[Description of the task]:
Wherever the word "views" shows up in a line, please copy that line.

[Dataset records]:

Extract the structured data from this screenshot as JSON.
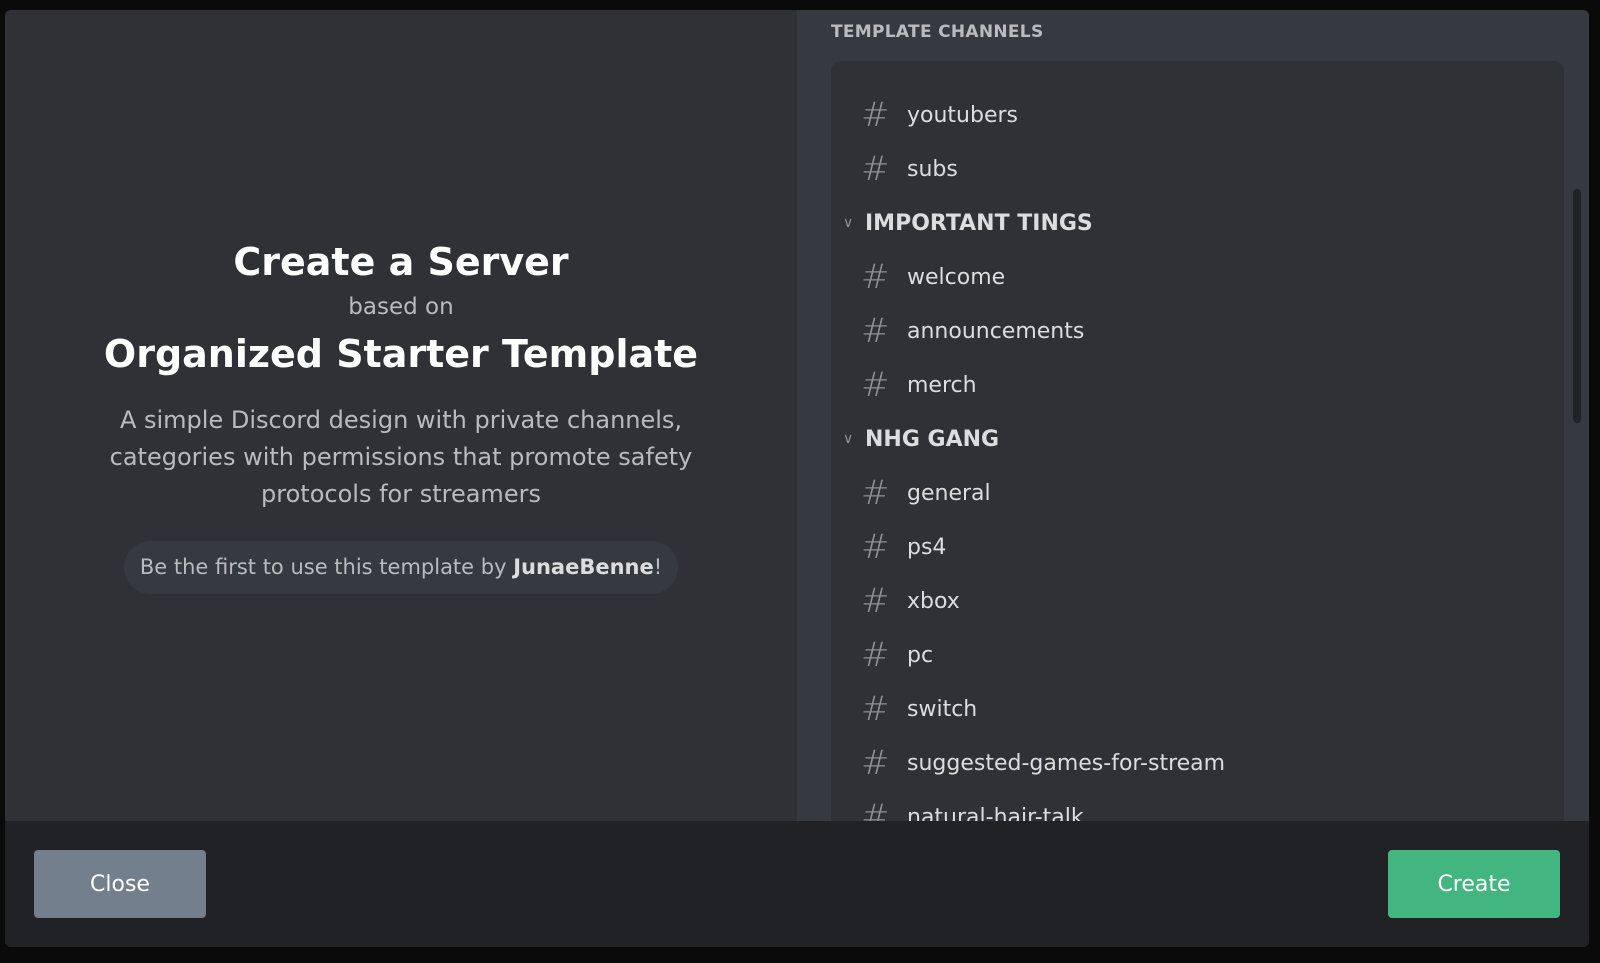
{
  "left": {
    "title": "Create a Server",
    "based_on": "based on",
    "template_name": "Organized Starter Template",
    "description": "A simple Discord design with private channels, categories with permissions that promote safety protocols for streamers",
    "first_use_prefix": "Be the first to use this template by ",
    "author": "JunaeBenne",
    "first_use_suffix": "!"
  },
  "right": {
    "section_title": "TEMPLATE CHANNELS",
    "items": [
      {
        "type": "channel",
        "name": "youtubers"
      },
      {
        "type": "channel",
        "name": "subs"
      },
      {
        "type": "category",
        "name": "IMPORTANT TINGS"
      },
      {
        "type": "channel",
        "name": "welcome"
      },
      {
        "type": "channel",
        "name": "announcements"
      },
      {
        "type": "channel",
        "name": "merch"
      },
      {
        "type": "category",
        "name": "NHG GANG"
      },
      {
        "type": "channel",
        "name": "general"
      },
      {
        "type": "channel",
        "name": "ps4"
      },
      {
        "type": "channel",
        "name": "xbox"
      },
      {
        "type": "channel",
        "name": "pc"
      },
      {
        "type": "channel",
        "name": "switch"
      },
      {
        "type": "channel",
        "name": "suggested-games-for-stream"
      },
      {
        "type": "channel",
        "name": "natural-hair-talk"
      }
    ]
  },
  "footer": {
    "close_label": "Close",
    "create_label": "Create"
  },
  "colors": {
    "create": "#43b581",
    "close": "#747f8d"
  }
}
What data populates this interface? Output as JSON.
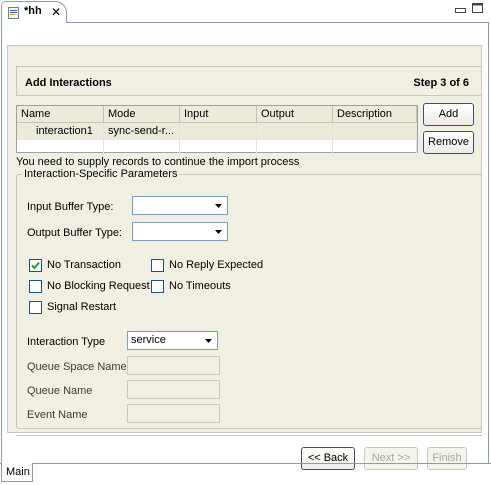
{
  "editor_tab": {
    "title": "*hh",
    "close_glyph": "✕",
    "icon": "document-icon"
  },
  "window_controls": {
    "minimize_icon": "minimize-icon",
    "maximize_icon": "maximize-icon"
  },
  "header": {
    "title": "Add Interactions",
    "step": "Step 3 of 6"
  },
  "table": {
    "columns": [
      "Name",
      "Mode",
      "Input",
      "Output",
      "Description"
    ],
    "rows": [
      {
        "name": "interaction1",
        "mode": "sync-send-r...",
        "input": "",
        "output": "",
        "description": ""
      }
    ]
  },
  "buttons": {
    "add": "Add",
    "remove": "Remove",
    "back": "<< Back",
    "next": "Next >>",
    "finish": "Finish"
  },
  "warning": "You need to supply records to continue the import process",
  "group": {
    "title": "Interaction-Specific Parameters",
    "input_buffer_label": "Input Buffer Type:",
    "input_buffer_value": "",
    "output_buffer_label": "Output Buffer Type:",
    "output_buffer_value": "",
    "checkboxes": {
      "no_transaction": {
        "label": "No Transaction",
        "checked": true
      },
      "no_reply_expected": {
        "label": "No Reply Expected",
        "checked": false
      },
      "no_blocking_request": {
        "label": "No Blocking Request",
        "checked": false
      },
      "no_timeouts": {
        "label": "No Timeouts",
        "checked": false
      },
      "signal_restart": {
        "label": "Signal Restart",
        "checked": false
      }
    },
    "interaction_type_label": "Interaction Type",
    "interaction_type_value": "service",
    "queue_space_label": "Queue Space Name",
    "queue_name_label": "Queue Name",
    "event_name_label": "Event Name"
  },
  "bottom_tab": {
    "label": "Main"
  },
  "colors": {
    "accent_border": "#3c5077",
    "panel_bg": "#f1efe2",
    "tab_border": "#8c9ab8"
  }
}
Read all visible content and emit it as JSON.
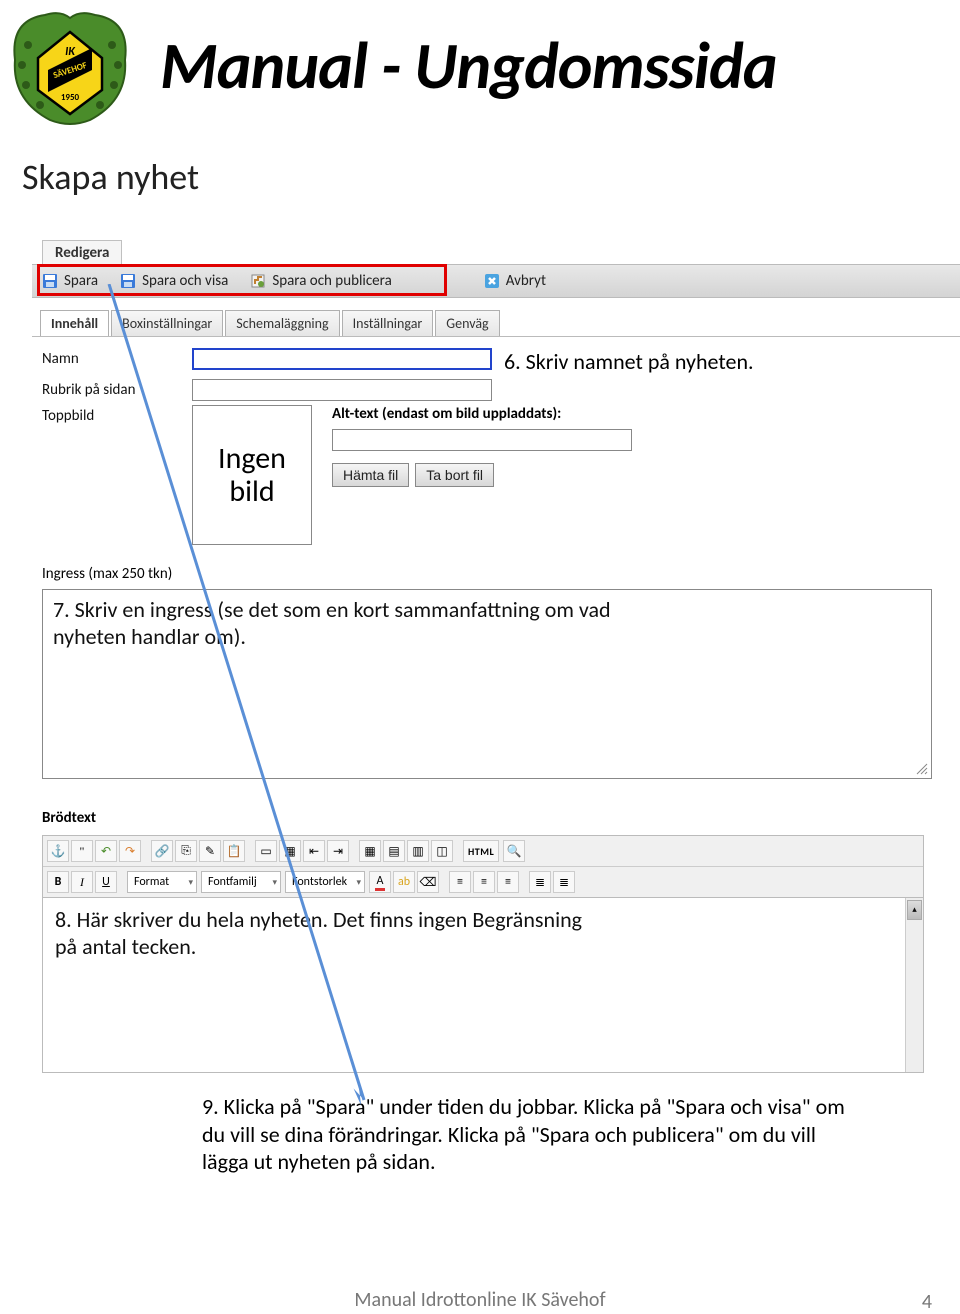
{
  "page": {
    "title": "Manual - Ungdomssida",
    "section": "Skapa nyhet",
    "footer": "Manual Idrottonline IK Sävehof",
    "page_number": "4"
  },
  "menu_tab": "Redigera",
  "toolbar": {
    "spara": "Spara",
    "spara_visa": "Spara och visa",
    "spara_pub": "Spara och publicera",
    "avbryt": "Avbryt"
  },
  "subtabs": [
    "Innehåll",
    "Boxinställningar",
    "Schemaläggning",
    "Inställningar",
    "Genväg"
  ],
  "form": {
    "namn": "Namn",
    "rubrik": "Rubrik på sidan",
    "toppbild": "Toppbild",
    "toppbild_box": "Ingen bild",
    "alt_label": "Alt-text (endast om bild uppladdats):",
    "hamta": "Hämta fil",
    "tabort": "Ta bort fil",
    "ingress": "Ingress (max 250 tkn)",
    "brodtext": "Brödtext"
  },
  "editor": {
    "format": "Format",
    "fontfamilj": "Fontfamilj",
    "fontstorlek": "Fontstorlek",
    "html": "HTML"
  },
  "instructions": {
    "i6": "6. Skriv namnet på nyheten.",
    "i7": "7. Skriv en ingress (se det som en kort sammanfattning om vad nyheten handlar om).",
    "i8": "8. Här skriver du hela nyheten. Det finns ingen Begränsning på antal tecken.",
    "i9": "9. Klicka på \"Spara\" under tiden du jobbar. Klicka på \"Spara och visa\" om du vill se dina förändringar. Klicka på \"Spara och publicera\" om du vill lägga ut nyheten på sidan."
  }
}
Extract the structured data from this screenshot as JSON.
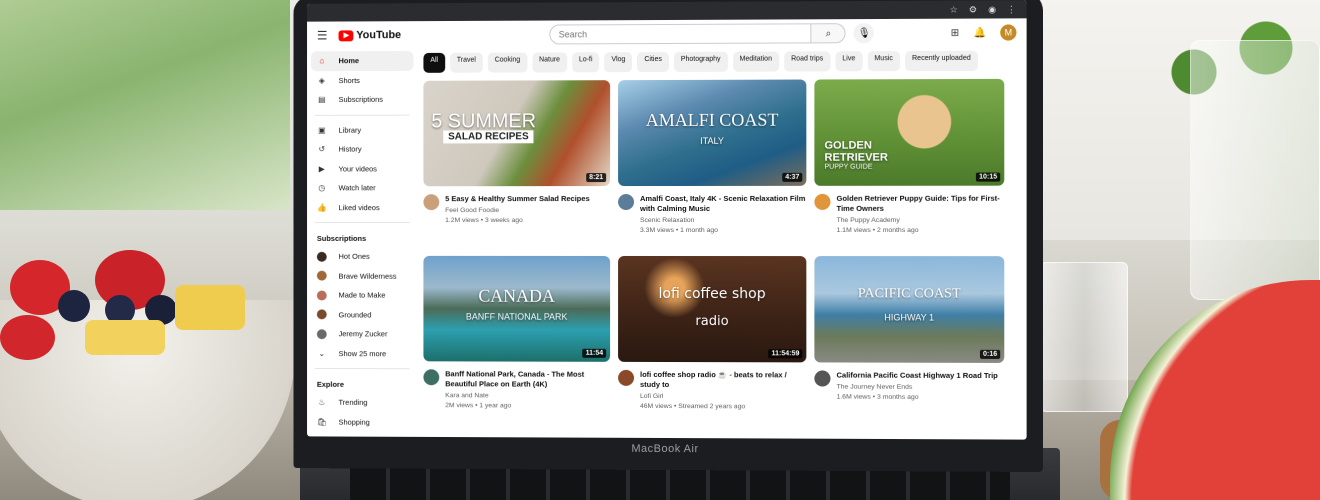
{
  "device": {
    "brand": "MacBook Air"
  },
  "header": {
    "logo": "YouTube",
    "search_placeholder": "Search",
    "avatar_letter": "M"
  },
  "sidebar": {
    "main": [
      {
        "label": "Home",
        "icon": "home-icon",
        "glyph": "⌂"
      },
      {
        "label": "Shorts",
        "icon": "shorts-icon",
        "glyph": "◈"
      },
      {
        "label": "Subscriptions",
        "icon": "subscriptions-icon",
        "glyph": "▤"
      }
    ],
    "library": [
      {
        "label": "Library",
        "icon": "library-icon",
        "glyph": "▣"
      },
      {
        "label": "History",
        "icon": "history-icon",
        "glyph": "↺"
      },
      {
        "label": "Your videos",
        "icon": "your-videos-icon",
        "glyph": "▶"
      },
      {
        "label": "Watch later",
        "icon": "watch-later-icon",
        "glyph": "◷"
      },
      {
        "label": "Liked videos",
        "icon": "liked-videos-icon",
        "glyph": "👍"
      }
    ],
    "subscriptions_heading": "Subscriptions",
    "subscriptions": [
      {
        "label": "Hot Ones",
        "color": "#3a2a20"
      },
      {
        "label": "Brave Wilderness",
        "color": "#a0683a"
      },
      {
        "label": "Made to Make",
        "color": "#b86e58"
      },
      {
        "label": "Grounded",
        "color": "#7a4a2a"
      },
      {
        "label": "Jeremy Zucker",
        "color": "#6a6a6a"
      }
    ],
    "show_more": "Show 25 more",
    "explore_heading": "Explore",
    "explore": [
      {
        "label": "Trending",
        "icon": "trending-icon",
        "glyph": "♨"
      },
      {
        "label": "Shopping",
        "icon": "shopping-icon",
        "glyph": "🛍"
      }
    ]
  },
  "chips": [
    "All",
    "Travel",
    "Cooking",
    "Nature",
    "Lo-fi",
    "Vlog",
    "Cities",
    "Photography",
    "Meditation",
    "Road trips",
    "Live",
    "Music",
    "Recently uploaded"
  ],
  "videos": [
    {
      "title": "5 Easy & Healthy Summer Salad Recipes",
      "channel": "Feel Good Foodie",
      "stats": "1.2M views • 3 weeks ago",
      "duration": "8:21",
      "overlay1": "5 SUMMER",
      "overlay2": "SALAD RECIPES",
      "bg": "linear-gradient(120deg,#d9d4cb 0%,#cfc8bd 45%,#6c8f3d 60%,#b0502c 75%,#e2d9c8 100%)",
      "avatar": "#c9a07a"
    },
    {
      "title": "Amalfi Coast, Italy 4K - Scenic Relaxation Film with Calming Music",
      "channel": "Scenic Relaxation",
      "stats": "3.3M views • 1 month ago",
      "duration": "4:37",
      "overlay1": "AMALFI COAST",
      "overlay2": "ITALY",
      "bg": "linear-gradient(160deg,#a7cfe8 0%,#5d8ab0 30%,#2f6f8d 55%,#1f5d86 75%,#7c6e5a 100%)",
      "avatar": "#5b7d9a"
    },
    {
      "title": "Golden Retriever Puppy Guide: Tips for First-Time Owners",
      "channel": "The Puppy Academy",
      "stats": "1.1M views • 2 months ago",
      "duration": "10:15",
      "overlay1": "GOLDEN RETRIEVER",
      "overlay2": "PUPPY GUIDE",
      "bg": "radial-gradient(circle at 58% 40%,#e9c48e 0 26px,transparent 27px),linear-gradient(180deg,#7bab4b 0%,#5e8f35 60%,#4b7a2b 100%)",
      "avatar": "#e0953a"
    },
    {
      "title": "Banff National Park, Canada - The Most Beautiful Place on Earth (4K)",
      "channel": "Kara and Nate",
      "stats": "2M views • 1 year ago",
      "duration": "11:54",
      "overlay1": "CANADA",
      "overlay2": "BANFF NATIONAL PARK",
      "bg": "linear-gradient(180deg,#6fa1cc 0%,#9cb9cc 30%,#4b6b58 50%,#2c9fb0 70%,#1d6f6a 100%)",
      "avatar": "#3c6e63"
    },
    {
      "title": "lofi coffee shop radio ☕ - beats to relax / study to",
      "channel": "Lofi Girl",
      "stats": "46M views • Streamed 2 years ago",
      "duration": "11:54:59",
      "overlay1": "lofi coffee shop",
      "overlay2": "radio",
      "bg": "radial-gradient(circle at 30% 30%,#e6a35a 0 10px,transparent 30px),linear-gradient(180deg,#5a3420 0%,#3b2216 60%,#2a1810 100%)",
      "avatar": "#8a4a2a"
    },
    {
      "title": "California Pacific Coast Highway 1 Road Trip",
      "channel": "The Journey Never Ends",
      "stats": "1.6M views • 3 months ago",
      "duration": "0:16",
      "overlay1": "PACIFIC COAST",
      "overlay2": "HIGHWAY 1",
      "bg": "linear-gradient(180deg,#8ab7db 0%,#aac8df 35%,#3f7fa6 55%,#6b7a5a 75%,#8a8a84 100%)",
      "avatar": "#555555"
    }
  ]
}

[Correct answer]:
      "stats": "1.2M views • 3 weeks ago",
      "stats": "3.3M views • 1 month ago",
      "stats": "1.1M views • 2 months ago",
      "stats": "2M views • 1 year ago",
      "stats": "46M views • Streamed 2 years ago",
      "stats": "1.6M views • 3 months ago",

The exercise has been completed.